### Stated exercise
Each line of the data that includes the string "pañales" is to be copied out.

[Stored dataset items]
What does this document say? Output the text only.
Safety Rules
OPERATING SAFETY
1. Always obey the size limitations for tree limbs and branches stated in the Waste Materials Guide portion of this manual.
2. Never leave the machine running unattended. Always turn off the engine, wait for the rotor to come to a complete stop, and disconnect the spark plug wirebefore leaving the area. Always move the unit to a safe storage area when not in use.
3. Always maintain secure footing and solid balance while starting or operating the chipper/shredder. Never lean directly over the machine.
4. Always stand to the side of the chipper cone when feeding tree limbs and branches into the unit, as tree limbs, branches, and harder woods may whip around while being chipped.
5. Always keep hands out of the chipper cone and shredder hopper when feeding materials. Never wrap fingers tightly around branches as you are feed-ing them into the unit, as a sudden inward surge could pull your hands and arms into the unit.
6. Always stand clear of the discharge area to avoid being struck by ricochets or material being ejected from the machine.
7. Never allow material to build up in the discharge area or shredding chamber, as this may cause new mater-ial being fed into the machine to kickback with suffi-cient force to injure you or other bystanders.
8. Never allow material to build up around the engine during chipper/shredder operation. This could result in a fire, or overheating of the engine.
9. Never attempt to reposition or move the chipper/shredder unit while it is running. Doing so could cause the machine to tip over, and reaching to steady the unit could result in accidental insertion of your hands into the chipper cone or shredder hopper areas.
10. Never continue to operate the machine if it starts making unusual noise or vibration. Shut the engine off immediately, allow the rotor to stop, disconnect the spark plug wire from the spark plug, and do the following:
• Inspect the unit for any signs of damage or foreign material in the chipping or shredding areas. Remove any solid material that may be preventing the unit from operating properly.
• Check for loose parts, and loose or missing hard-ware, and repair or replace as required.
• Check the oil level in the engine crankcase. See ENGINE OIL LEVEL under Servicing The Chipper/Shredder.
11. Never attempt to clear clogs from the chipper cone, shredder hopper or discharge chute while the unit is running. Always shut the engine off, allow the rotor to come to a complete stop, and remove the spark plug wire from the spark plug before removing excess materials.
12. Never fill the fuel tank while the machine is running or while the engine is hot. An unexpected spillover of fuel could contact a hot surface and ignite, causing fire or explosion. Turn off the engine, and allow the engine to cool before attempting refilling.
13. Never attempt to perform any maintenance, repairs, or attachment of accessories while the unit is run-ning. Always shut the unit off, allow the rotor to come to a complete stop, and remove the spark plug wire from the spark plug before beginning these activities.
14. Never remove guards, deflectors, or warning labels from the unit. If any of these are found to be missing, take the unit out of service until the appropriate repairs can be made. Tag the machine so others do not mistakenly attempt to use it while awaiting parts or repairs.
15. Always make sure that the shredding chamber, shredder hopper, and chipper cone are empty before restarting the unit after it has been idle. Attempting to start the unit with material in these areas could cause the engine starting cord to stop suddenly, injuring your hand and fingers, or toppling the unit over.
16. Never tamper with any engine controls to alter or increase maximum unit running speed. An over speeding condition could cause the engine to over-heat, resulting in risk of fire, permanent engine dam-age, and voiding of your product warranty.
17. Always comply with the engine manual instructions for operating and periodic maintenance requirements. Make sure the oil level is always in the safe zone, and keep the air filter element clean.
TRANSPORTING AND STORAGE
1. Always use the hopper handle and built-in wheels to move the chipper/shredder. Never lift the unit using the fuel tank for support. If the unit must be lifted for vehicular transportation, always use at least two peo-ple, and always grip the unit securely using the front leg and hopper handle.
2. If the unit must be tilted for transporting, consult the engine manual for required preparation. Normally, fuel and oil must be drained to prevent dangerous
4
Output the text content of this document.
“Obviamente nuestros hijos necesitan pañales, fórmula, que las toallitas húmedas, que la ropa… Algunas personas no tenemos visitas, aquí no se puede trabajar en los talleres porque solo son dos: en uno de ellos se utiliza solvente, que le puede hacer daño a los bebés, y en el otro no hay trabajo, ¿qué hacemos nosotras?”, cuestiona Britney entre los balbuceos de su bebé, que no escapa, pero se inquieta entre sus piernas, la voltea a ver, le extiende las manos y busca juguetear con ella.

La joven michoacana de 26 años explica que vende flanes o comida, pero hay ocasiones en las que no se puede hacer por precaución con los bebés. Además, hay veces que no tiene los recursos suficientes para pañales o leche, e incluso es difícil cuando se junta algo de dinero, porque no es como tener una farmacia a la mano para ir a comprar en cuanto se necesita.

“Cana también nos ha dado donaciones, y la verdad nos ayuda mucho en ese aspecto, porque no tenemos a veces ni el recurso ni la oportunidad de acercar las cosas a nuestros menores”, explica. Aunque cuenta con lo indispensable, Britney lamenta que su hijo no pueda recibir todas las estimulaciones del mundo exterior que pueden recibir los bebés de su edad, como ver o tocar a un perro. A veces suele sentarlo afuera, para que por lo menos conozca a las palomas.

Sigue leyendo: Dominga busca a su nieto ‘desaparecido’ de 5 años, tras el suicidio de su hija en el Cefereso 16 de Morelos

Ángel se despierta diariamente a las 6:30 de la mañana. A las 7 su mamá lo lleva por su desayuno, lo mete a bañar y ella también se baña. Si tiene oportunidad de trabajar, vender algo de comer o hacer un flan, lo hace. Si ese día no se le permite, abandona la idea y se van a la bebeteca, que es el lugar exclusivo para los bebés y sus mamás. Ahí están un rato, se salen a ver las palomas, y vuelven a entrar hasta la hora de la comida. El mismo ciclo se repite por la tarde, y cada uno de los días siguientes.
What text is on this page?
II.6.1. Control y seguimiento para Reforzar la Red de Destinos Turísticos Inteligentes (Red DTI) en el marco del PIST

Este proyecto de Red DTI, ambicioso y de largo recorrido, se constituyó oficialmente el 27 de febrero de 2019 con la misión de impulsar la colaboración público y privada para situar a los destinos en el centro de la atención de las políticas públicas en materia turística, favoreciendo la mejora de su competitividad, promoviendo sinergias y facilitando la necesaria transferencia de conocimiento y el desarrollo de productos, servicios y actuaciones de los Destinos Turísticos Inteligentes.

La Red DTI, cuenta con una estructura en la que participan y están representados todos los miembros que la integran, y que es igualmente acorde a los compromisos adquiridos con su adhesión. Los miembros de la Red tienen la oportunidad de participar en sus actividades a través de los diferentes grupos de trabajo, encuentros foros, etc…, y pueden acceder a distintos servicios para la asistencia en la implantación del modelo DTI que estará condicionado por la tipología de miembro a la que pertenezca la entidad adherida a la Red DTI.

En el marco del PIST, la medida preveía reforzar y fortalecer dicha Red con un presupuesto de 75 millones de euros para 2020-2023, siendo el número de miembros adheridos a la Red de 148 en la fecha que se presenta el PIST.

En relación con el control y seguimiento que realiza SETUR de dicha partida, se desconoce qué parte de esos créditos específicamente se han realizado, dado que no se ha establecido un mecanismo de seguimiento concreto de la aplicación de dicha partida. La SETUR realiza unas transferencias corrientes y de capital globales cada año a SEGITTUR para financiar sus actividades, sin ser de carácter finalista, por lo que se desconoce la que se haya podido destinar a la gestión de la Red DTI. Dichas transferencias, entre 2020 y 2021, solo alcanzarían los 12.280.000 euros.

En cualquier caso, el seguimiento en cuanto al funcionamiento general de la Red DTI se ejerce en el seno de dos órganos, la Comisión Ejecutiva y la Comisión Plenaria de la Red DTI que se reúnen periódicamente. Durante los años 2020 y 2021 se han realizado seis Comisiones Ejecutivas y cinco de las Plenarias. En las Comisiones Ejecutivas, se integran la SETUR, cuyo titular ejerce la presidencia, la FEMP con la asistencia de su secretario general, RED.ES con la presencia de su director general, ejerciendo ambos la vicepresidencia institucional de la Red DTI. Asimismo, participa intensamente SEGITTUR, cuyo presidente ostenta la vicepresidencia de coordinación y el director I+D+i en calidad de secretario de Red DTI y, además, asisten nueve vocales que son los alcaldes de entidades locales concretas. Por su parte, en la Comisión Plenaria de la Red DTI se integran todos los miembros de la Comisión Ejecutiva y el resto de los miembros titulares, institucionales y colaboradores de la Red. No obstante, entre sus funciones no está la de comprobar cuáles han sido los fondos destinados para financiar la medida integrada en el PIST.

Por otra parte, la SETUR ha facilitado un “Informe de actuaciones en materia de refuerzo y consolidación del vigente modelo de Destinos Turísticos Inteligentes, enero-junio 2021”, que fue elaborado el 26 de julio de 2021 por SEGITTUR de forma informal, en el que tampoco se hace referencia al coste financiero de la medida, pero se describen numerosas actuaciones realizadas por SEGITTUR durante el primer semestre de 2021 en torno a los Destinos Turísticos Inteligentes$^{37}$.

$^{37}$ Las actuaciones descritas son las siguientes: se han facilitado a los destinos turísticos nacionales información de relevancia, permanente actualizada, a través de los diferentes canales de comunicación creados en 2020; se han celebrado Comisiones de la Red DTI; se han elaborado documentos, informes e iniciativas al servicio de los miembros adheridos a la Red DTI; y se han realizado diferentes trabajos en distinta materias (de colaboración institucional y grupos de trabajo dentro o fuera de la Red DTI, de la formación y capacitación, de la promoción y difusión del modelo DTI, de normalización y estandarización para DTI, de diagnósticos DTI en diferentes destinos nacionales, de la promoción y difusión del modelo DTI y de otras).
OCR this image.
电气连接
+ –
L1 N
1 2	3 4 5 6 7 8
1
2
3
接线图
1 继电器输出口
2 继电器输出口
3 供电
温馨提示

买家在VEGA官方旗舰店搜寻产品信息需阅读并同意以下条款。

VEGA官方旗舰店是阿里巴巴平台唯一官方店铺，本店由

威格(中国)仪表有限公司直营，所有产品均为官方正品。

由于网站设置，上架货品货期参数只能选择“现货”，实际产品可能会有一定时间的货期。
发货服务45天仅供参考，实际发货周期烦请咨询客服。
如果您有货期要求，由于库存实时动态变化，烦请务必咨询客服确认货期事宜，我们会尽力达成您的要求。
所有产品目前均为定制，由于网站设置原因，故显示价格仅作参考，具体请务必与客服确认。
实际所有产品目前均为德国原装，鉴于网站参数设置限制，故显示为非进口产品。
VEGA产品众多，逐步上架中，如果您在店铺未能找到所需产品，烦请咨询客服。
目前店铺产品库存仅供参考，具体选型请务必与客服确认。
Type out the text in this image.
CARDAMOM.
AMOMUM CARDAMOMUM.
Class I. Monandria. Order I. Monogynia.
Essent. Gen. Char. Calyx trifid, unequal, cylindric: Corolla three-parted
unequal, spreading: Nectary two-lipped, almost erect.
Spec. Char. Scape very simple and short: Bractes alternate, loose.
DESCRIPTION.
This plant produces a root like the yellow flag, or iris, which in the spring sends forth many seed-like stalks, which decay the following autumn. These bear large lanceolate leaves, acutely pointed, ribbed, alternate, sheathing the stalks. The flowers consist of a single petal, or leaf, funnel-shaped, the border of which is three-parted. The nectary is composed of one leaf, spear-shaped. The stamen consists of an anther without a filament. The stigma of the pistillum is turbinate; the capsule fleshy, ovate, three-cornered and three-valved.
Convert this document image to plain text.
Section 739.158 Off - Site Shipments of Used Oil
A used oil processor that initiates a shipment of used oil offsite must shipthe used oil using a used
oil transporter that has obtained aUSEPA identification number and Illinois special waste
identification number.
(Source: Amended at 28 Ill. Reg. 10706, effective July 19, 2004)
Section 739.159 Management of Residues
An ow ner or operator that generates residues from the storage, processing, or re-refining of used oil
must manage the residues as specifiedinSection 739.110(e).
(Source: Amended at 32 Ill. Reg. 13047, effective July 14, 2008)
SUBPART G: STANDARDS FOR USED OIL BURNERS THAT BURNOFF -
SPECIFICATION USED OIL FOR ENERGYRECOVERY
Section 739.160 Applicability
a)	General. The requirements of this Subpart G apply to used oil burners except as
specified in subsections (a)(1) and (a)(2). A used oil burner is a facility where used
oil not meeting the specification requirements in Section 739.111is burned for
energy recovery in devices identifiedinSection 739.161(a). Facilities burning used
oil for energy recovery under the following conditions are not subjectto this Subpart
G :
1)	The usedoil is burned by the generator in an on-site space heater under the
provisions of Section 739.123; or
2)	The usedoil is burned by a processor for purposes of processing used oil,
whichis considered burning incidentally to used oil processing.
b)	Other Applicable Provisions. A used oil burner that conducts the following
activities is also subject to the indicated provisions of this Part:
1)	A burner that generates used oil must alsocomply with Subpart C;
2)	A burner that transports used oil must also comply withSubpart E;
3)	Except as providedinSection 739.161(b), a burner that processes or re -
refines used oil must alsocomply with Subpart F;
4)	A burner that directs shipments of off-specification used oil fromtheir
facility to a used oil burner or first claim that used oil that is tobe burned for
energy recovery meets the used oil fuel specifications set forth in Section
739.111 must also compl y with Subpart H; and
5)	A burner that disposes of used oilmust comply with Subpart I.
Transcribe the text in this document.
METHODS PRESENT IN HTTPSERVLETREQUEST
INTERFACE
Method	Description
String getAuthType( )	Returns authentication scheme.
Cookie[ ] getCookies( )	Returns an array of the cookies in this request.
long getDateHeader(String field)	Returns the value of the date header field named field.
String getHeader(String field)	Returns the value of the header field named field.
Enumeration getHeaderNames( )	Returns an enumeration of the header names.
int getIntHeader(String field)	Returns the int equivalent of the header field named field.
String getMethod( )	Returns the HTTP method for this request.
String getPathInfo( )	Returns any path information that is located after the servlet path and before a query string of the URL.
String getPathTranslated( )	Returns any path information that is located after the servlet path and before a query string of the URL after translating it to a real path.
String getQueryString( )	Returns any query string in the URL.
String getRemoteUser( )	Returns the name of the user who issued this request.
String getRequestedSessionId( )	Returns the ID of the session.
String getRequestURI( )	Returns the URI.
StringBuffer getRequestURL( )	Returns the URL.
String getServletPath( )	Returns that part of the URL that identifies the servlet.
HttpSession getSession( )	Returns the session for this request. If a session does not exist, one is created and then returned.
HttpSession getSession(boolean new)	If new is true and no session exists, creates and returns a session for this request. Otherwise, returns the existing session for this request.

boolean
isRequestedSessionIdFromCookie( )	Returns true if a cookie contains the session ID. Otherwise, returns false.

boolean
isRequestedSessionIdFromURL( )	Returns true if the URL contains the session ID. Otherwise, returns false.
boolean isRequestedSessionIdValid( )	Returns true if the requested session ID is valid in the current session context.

### The result
“Obviamente nuestros hijos necesitan pañales, fórmula, que las toallitas húmedas, que la ropa… Algunas personas no tenemos visitas, aquí no se puede trabajar en los talleres porque solo son dos: en uno de ellos se utiliza solvente, que le puede hacer daño a los bebés, y en el otro no hay trabajo, ¿qué hacemos nosotras?”, cuestiona Britney entre los balbuceos de su bebé, que no escapa, pero se inquieta entre sus piernas, la voltea a ver, le extiende las manos y busca juguetear con ella.
La joven michoacana de 26 años explica que vende flanes o comida, pero hay ocasiones en las que no se puede hacer por precaución con los bebés. Además, hay veces que no tiene los recursos suficientes para pañales o leche, e incluso es difícil cuando se junta algo de dinero, porque no es como tener una farmacia a la mano para ir a comprar en cuanto se necesita.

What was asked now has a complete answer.